EXERCISE DETAILS ▸
Exactly repeat the material, dropping only the pictures.

(Saved data entries)
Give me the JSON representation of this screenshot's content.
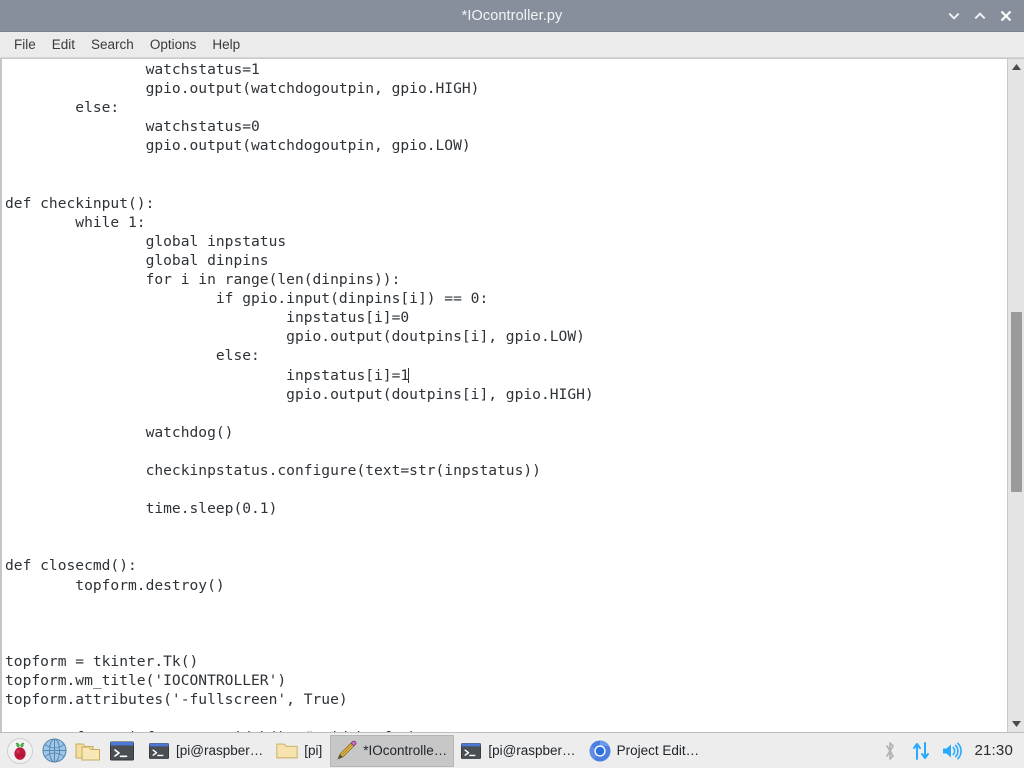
{
  "window": {
    "title": "*IOcontroller.py",
    "buttons": [
      {
        "name": "minimize",
        "glyph": "chevron-down"
      },
      {
        "name": "maximize",
        "glyph": "chevron-up"
      },
      {
        "name": "close",
        "glyph": "x"
      }
    ]
  },
  "menubar": {
    "items": [
      {
        "label": "File"
      },
      {
        "label": "Edit"
      },
      {
        "label": "Search"
      },
      {
        "label": "Options"
      },
      {
        "label": "Help"
      }
    ]
  },
  "editor": {
    "code_before_caret": "                watchstatus=1\n                gpio.output(watchdogoutpin, gpio.HIGH)\n        else:\n                watchstatus=0\n                gpio.output(watchdogoutpin, gpio.LOW)\n\n\ndef checkinput():\n        while 1:\n                global inpstatus\n                global dinpins\n                for i in range(len(dinpins)):\n                        if gpio.input(dinpins[i]) == 0:\n                                inpstatus[i]=0\n                                gpio.output(doutpins[i], gpio.LOW)\n                        else:\n                                inpstatus[i]=1",
    "code_after_caret": "\n                                gpio.output(doutpins[i], gpio.HIGH)\n\n                watchdog()\n\n                checkinpstatus.configure(text=str(inpstatus))\n\n                time.sleep(0.1)\n\n\ndef closecmd():\n        topform.destroy()\n\n\n\ntopform = tkinter.Tk()\ntopform.wm_title('IOCONTROLLER')\ntopform.attributes('-fullscreen', True)\n\nws = topform.winfo_screenwidth()  # width of the screen",
    "scrollbar": {
      "thumb_top_pct": 37,
      "thumb_height_pct": 28
    }
  },
  "taskbar": {
    "launchers": [
      {
        "name": "raspberry-menu-icon",
        "title": "Menu"
      },
      {
        "name": "globe-icon",
        "title": "Web Browser"
      },
      {
        "name": "folder-icon",
        "title": "File Manager"
      },
      {
        "name": "terminal-icon",
        "title": "Terminal"
      }
    ],
    "windows": [
      {
        "label": "[pi@raspber…",
        "icon": "terminal-icon",
        "active": false
      },
      {
        "label": "[pi]",
        "icon": "folder-icon",
        "active": false
      },
      {
        "label": "*IOcontrolle…",
        "icon": "pencil-icon",
        "active": true
      },
      {
        "label": "[pi@raspber…",
        "icon": "terminal-icon",
        "active": false
      },
      {
        "label": "Project Edit…",
        "icon": "chromium-icon",
        "active": false
      }
    ],
    "tray": [
      {
        "name": "bluetooth-icon",
        "color": "#b0b0b0"
      },
      {
        "name": "network-icon",
        "color": "#29a8ff"
      },
      {
        "name": "volume-icon",
        "color": "#29a8ff"
      }
    ],
    "clock": "21:30"
  },
  "colors": {
    "titlebar": "#868f9b",
    "menubar": "#ebebeb",
    "taskbar": "#ededed",
    "code_text": "#2e3338",
    "accent_blue": "#29a8ff"
  }
}
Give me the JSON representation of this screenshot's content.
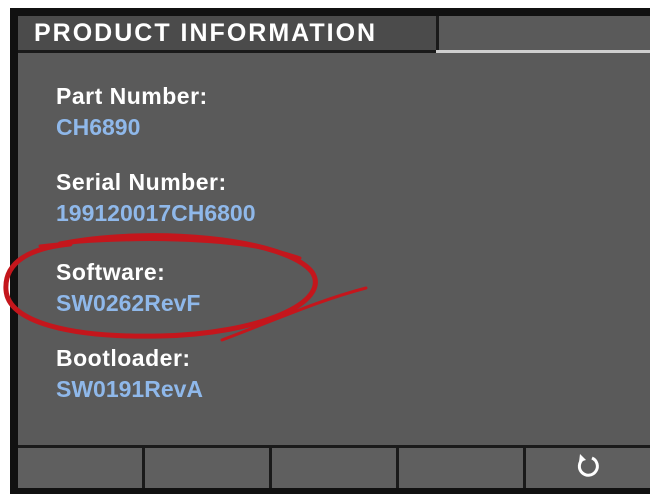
{
  "header": {
    "title": "PRODUCT INFORMATION"
  },
  "fields": [
    {
      "label": "Part Number:",
      "value": "CH6890"
    },
    {
      "label": "Serial Number:",
      "value": "199120017CH6800"
    },
    {
      "label": "Software:",
      "value": "SW0262RevF"
    },
    {
      "label": "Bootloader:",
      "value": "SW0191RevA"
    }
  ],
  "softkeys": {
    "back_icon": "back-arrow-icon"
  },
  "annotation": {
    "color": "#c4161c",
    "shape": "hand-drawn ellipse around Software field"
  }
}
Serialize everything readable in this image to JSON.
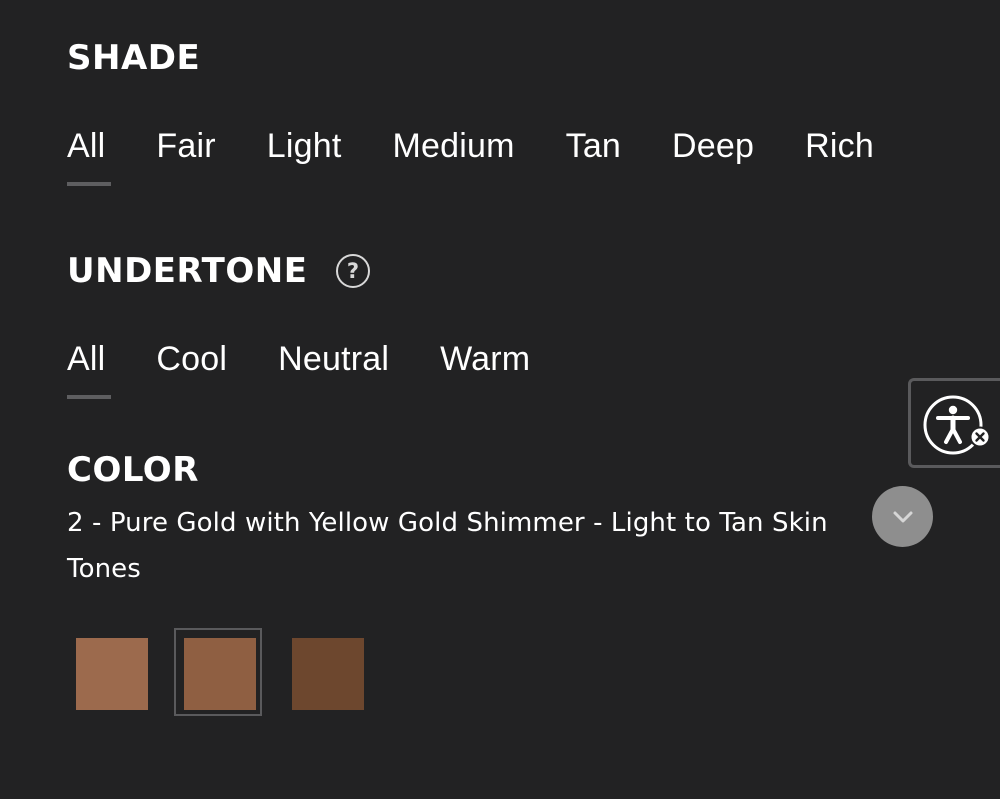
{
  "shade": {
    "heading": "SHADE",
    "options": [
      "All",
      "Fair",
      "Light",
      "Medium",
      "Tan",
      "Deep",
      "Rich"
    ],
    "selected": "All"
  },
  "undertone": {
    "heading": "UNDERTONE",
    "help_symbol": "?",
    "options": [
      "All",
      "Cool",
      "Neutral",
      "Warm"
    ],
    "selected": "All"
  },
  "color": {
    "heading": "COLOR",
    "selected_name": "2 - Pure Gold with Yellow Gold Shimmer - Light to Tan Skin Tones",
    "dropdown_icon": "chevron-down-icon",
    "swatches": [
      {
        "color": "#9c6a4d",
        "selected": false
      },
      {
        "color": "#8f5f42",
        "selected": true
      },
      {
        "color": "#6d472e",
        "selected": false
      }
    ]
  },
  "accessibility": {
    "icon": "accessibility-icon",
    "close_icon": "close-icon"
  },
  "colors": {
    "background": "#222223",
    "text": "#ffffff",
    "underline": "#5e5e60",
    "dropdown_bg": "#8e8e8e"
  }
}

ANSWER TO THE PROBLEM ▸
Give me the JSON representation of this screenshot's content.
{
  "window": {
    "title": "*IOcontroller.py",
    "buttons": [
      {
        "name": "minimize",
        "glyph": "chevron-down"
      },
      {
        "name": "maximize",
        "glyph": "chevron-up"
      },
      {
        "name": "close",
        "glyph": "x"
      }
    ]
  },
  "menubar": {
    "items": [
      {
        "label": "File"
      },
      {
        "label": "Edit"
      },
      {
        "label": "Search"
      },
      {
        "label": "Options"
      },
      {
        "label": "Help"
      }
    ]
  },
  "editor": {
    "code_before_caret": "                watchstatus=1\n                gpio.output(watchdogoutpin, gpio.HIGH)\n        else:\n                watchstatus=0\n                gpio.output(watchdogoutpin, gpio.LOW)\n\n\ndef checkinput():\n        while 1:\n                global inpstatus\n                global dinpins\n                for i in range(len(dinpins)):\n                        if gpio.input(dinpins[i]) == 0:\n                                inpstatus[i]=0\n                                gpio.output(doutpins[i], gpio.LOW)\n                        else:\n                                inpstatus[i]=1",
    "code_after_caret": "\n                                gpio.output(doutpins[i], gpio.HIGH)\n\n                watchdog()\n\n                checkinpstatus.configure(text=str(inpstatus))\n\n                time.sleep(0.1)\n\n\ndef closecmd():\n        topform.destroy()\n\n\n\ntopform = tkinter.Tk()\ntopform.wm_title('IOCONTROLLER')\ntopform.attributes('-fullscreen', True)\n\nws = topform.winfo_screenwidth()  # width of the screen",
    "scrollbar": {
      "thumb_top_pct": 37,
      "thumb_height_pct": 28
    }
  },
  "taskbar": {
    "launchers": [
      {
        "name": "raspberry-menu-icon",
        "title": "Menu"
      },
      {
        "name": "globe-icon",
        "title": "Web Browser"
      },
      {
        "name": "folder-icon",
        "title": "File Manager"
      },
      {
        "name": "terminal-icon",
        "title": "Terminal"
      }
    ],
    "windows": [
      {
        "label": "[pi@raspber…",
        "icon": "terminal-icon",
        "active": false
      },
      {
        "label": "[pi]",
        "icon": "folder-icon",
        "active": false
      },
      {
        "label": "*IOcontrolle…",
        "icon": "pencil-icon",
        "active": true
      },
      {
        "label": "[pi@raspber…",
        "icon": "terminal-icon",
        "active": false
      },
      {
        "label": "Project Edit…",
        "icon": "chromium-icon",
        "active": false
      }
    ],
    "tray": [
      {
        "name": "bluetooth-icon",
        "color": "#b0b0b0"
      },
      {
        "name": "network-icon",
        "color": "#29a8ff"
      },
      {
        "name": "volume-icon",
        "color": "#29a8ff"
      }
    ],
    "clock": "21:30"
  },
  "colors": {
    "titlebar": "#868f9b",
    "menubar": "#ebebeb",
    "taskbar": "#ededed",
    "code_text": "#2e3338",
    "accent_blue": "#29a8ff"
  }
}
Give me the JSON representation of this screenshot's content.
{
  "header": {
    "title": "PRODUCT INFORMATION"
  },
  "fields": [
    {
      "label": "Part Number:",
      "value": "CH6890"
    },
    {
      "label": "Serial Number:",
      "value": "199120017CH6800"
    },
    {
      "label": "Software:",
      "value": "SW0262RevF"
    },
    {
      "label": "Bootloader:",
      "value": "SW0191RevA"
    }
  ],
  "softkeys": {
    "back_icon": "back-arrow-icon"
  },
  "annotation": {
    "color": "#c4161c",
    "shape": "hand-drawn ellipse around Software field"
  }
}
Serialize everything readable in this image to JSON.
{
  "shade": {
    "heading": "SHADE",
    "options": [
      "All",
      "Fair",
      "Light",
      "Medium",
      "Tan",
      "Deep",
      "Rich"
    ],
    "selected": "All"
  },
  "undertone": {
    "heading": "UNDERTONE",
    "help_symbol": "?",
    "options": [
      "All",
      "Cool",
      "Neutral",
      "Warm"
    ],
    "selected": "All"
  },
  "color": {
    "heading": "COLOR",
    "selected_name": "2 - Pure Gold with Yellow Gold Shimmer - Light to Tan Skin Tones",
    "dropdown_icon": "chevron-down-icon",
    "swatches": [
      {
        "color": "#9c6a4d",
        "selected": false
      },
      {
        "color": "#8f5f42",
        "selected": true
      },
      {
        "color": "#6d472e",
        "selected": false
      }
    ]
  },
  "accessibility": {
    "icon": "accessibility-icon",
    "close_icon": "close-icon"
  },
  "colors": {
    "background": "#222223",
    "text": "#ffffff",
    "underline": "#5e5e60",
    "dropdown_bg": "#8e8e8e"
  }
}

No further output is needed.